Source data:
--------------------------------
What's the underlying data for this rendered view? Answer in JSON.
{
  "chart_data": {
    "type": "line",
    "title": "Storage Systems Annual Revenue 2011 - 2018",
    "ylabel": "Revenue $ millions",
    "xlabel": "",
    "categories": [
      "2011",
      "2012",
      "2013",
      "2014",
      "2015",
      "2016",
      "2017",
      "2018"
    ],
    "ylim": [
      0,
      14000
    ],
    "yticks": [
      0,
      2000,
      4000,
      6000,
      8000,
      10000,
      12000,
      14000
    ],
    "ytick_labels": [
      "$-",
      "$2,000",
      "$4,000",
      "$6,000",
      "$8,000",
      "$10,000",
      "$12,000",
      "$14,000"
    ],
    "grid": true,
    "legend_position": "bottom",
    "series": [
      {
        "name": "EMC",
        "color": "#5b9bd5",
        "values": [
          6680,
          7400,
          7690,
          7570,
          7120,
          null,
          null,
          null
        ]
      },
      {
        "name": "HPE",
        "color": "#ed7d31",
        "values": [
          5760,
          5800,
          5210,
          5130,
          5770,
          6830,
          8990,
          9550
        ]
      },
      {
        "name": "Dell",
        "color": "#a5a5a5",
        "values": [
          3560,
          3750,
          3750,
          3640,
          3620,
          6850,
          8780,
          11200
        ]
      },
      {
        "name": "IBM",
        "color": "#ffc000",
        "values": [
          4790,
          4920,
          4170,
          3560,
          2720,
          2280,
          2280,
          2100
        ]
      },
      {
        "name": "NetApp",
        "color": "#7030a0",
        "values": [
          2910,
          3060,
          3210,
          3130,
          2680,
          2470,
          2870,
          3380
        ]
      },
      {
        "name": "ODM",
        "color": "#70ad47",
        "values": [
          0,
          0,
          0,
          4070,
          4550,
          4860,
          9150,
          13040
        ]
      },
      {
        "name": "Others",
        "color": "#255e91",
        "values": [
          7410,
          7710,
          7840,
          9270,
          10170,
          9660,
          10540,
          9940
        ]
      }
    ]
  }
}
--------------------------------
Quote the material exactly, leaving nothing out.

What's the underlying data for this rendered view? Answer in JSON.
{
  "chart_data": {
    "type": "line",
    "title": "Storage Systems Annual Revenue 2011 - 2018",
    "ylabel": "Revenue $ millions",
    "xlabel": "",
    "categories": [
      "2011",
      "2012",
      "2013",
      "2014",
      "2015",
      "2016",
      "2017",
      "2018"
    ],
    "ylim": [
      0,
      14000
    ],
    "yticks": [
      0,
      2000,
      4000,
      6000,
      8000,
      10000,
      12000,
      14000
    ],
    "ytick_labels": [
      "$-",
      "$2,000",
      "$4,000",
      "$6,000",
      "$8,000",
      "$10,000",
      "$12,000",
      "$14,000"
    ],
    "grid": true,
    "legend_position": "bottom",
    "series": [
      {
        "name": "EMC",
        "color": "#5b9bd5",
        "values": [
          6680,
          7400,
          7690,
          7570,
          7120,
          null,
          null,
          null
        ]
      },
      {
        "name": "HPE",
        "color": "#ed7d31",
        "values": [
          5760,
          5800,
          5210,
          5130,
          5770,
          6830,
          8990,
          9550
        ]
      },
      {
        "name": "Dell",
        "color": "#a5a5a5",
        "values": [
          3560,
          3750,
          3750,
          3640,
          3620,
          6850,
          8780,
          11200
        ]
      },
      {
        "name": "IBM",
        "color": "#ffc000",
        "values": [
          4790,
          4920,
          4170,
          3560,
          2720,
          2280,
          2280,
          2100
        ]
      },
      {
        "name": "NetApp",
        "color": "#7030a0",
        "values": [
          2910,
          3060,
          3210,
          3130,
          2680,
          2470,
          2870,
          3380
        ]
      },
      {
        "name": "ODM",
        "color": "#70ad47",
        "values": [
          0,
          0,
          0,
          4070,
          4550,
          4860,
          9150,
          13040
        ]
      },
      {
        "name": "Others",
        "color": "#255e91",
        "values": [
          7410,
          7710,
          7840,
          9270,
          10170,
          9660,
          10540,
          9940
        ]
      }
    ]
  }
}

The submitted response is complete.